Task brief ▸
Pick out all lines with the word "stems" from the records that follow.
+++ Entries shown
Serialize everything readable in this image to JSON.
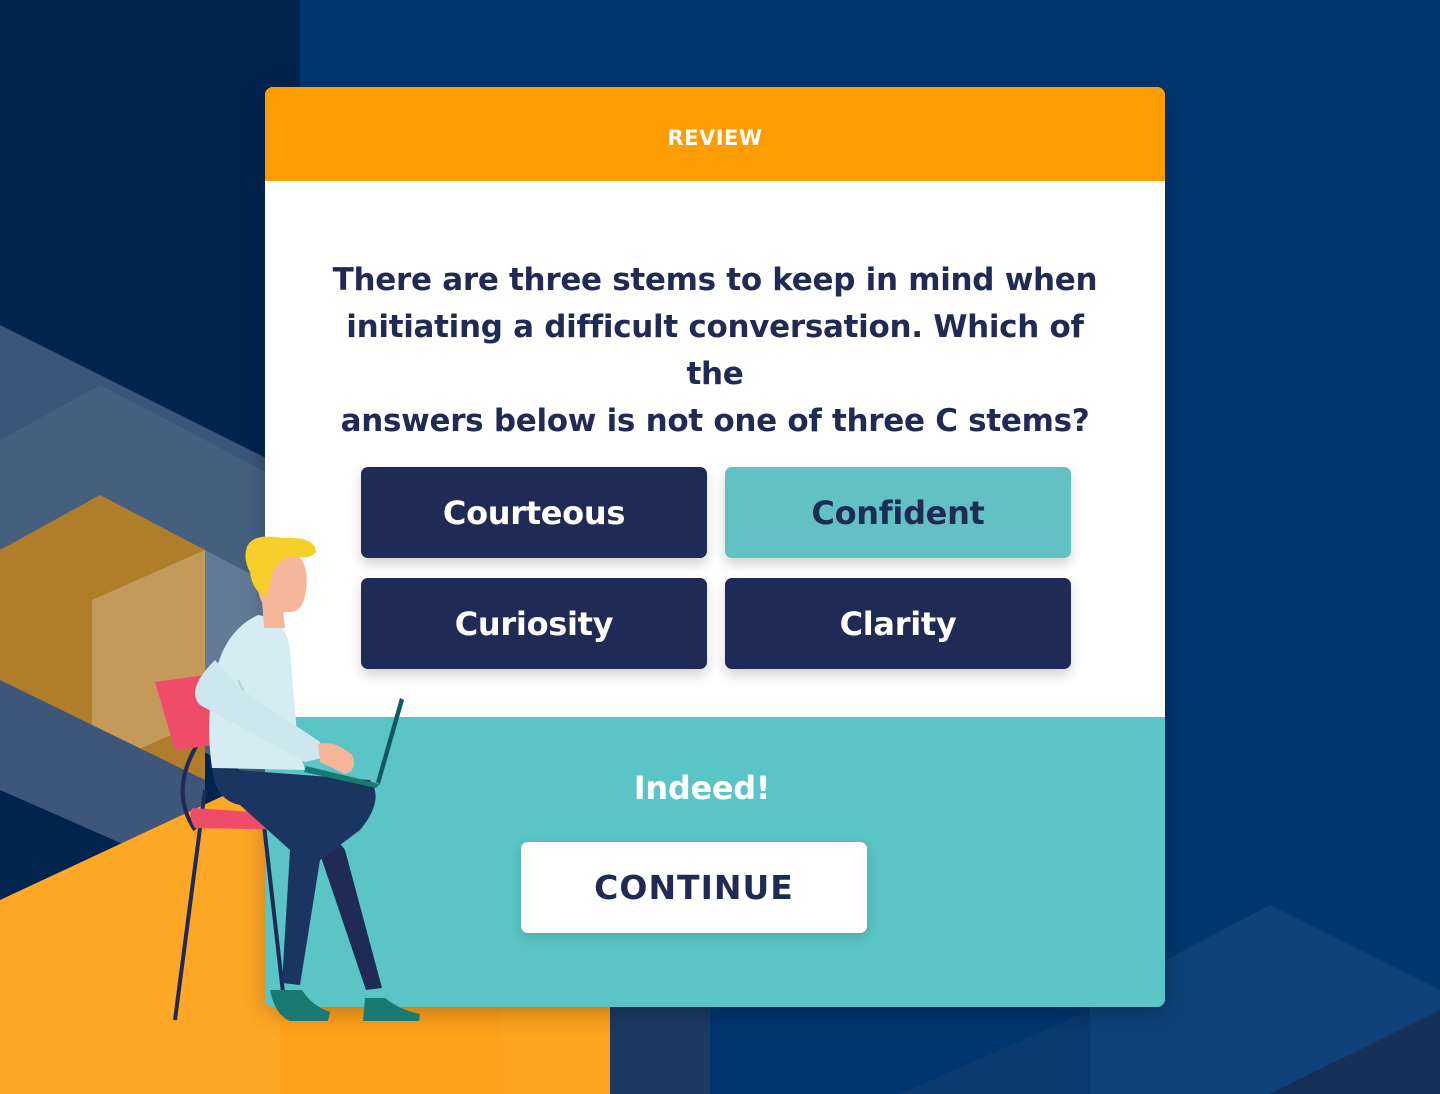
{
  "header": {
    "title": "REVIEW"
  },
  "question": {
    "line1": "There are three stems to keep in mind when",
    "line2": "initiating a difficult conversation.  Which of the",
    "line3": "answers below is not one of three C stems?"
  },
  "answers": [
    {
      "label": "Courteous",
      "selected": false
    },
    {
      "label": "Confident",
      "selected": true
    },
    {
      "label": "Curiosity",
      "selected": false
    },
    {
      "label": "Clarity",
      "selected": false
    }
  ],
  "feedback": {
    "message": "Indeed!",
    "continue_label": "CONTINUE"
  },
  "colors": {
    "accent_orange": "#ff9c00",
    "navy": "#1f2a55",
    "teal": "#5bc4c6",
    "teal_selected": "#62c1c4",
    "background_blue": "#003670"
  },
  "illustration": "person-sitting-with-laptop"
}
++++++
+++ Entries shown
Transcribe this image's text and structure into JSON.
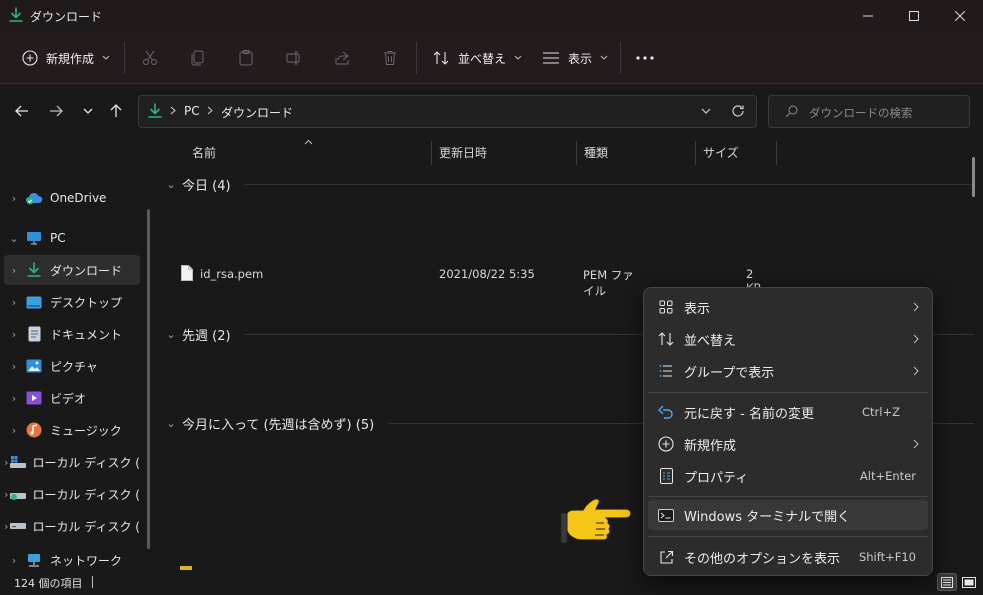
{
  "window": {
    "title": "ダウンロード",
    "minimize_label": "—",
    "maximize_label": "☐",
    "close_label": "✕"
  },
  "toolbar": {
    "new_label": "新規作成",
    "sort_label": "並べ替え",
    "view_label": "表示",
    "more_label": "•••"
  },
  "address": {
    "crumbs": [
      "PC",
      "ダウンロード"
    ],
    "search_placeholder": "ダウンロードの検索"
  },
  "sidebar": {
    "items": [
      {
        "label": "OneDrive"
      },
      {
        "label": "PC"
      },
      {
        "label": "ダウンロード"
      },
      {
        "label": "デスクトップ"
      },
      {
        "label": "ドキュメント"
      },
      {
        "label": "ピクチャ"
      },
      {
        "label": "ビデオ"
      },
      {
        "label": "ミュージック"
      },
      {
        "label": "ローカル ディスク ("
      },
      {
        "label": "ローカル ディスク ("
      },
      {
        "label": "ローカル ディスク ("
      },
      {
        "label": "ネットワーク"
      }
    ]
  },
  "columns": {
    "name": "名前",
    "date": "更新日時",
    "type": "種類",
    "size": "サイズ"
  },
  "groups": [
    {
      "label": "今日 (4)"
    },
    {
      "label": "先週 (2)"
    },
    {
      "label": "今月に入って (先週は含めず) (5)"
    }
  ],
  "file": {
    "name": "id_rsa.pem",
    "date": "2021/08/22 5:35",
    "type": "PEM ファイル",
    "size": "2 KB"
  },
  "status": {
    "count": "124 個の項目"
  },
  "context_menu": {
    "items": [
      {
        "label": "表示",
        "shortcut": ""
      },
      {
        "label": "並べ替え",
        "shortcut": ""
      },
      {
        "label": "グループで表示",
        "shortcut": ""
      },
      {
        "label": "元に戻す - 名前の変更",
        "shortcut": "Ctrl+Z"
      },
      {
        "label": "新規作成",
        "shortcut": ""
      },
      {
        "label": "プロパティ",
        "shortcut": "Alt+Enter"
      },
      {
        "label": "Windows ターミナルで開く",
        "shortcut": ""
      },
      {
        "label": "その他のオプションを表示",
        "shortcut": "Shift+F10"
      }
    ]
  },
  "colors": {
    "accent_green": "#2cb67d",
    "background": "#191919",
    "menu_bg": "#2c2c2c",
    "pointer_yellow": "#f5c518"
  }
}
++++++
Answer to the exercise ▸
    "line1": "There are three stems to keep in mind when",
    "line3": "answers below is not one of three C stems?"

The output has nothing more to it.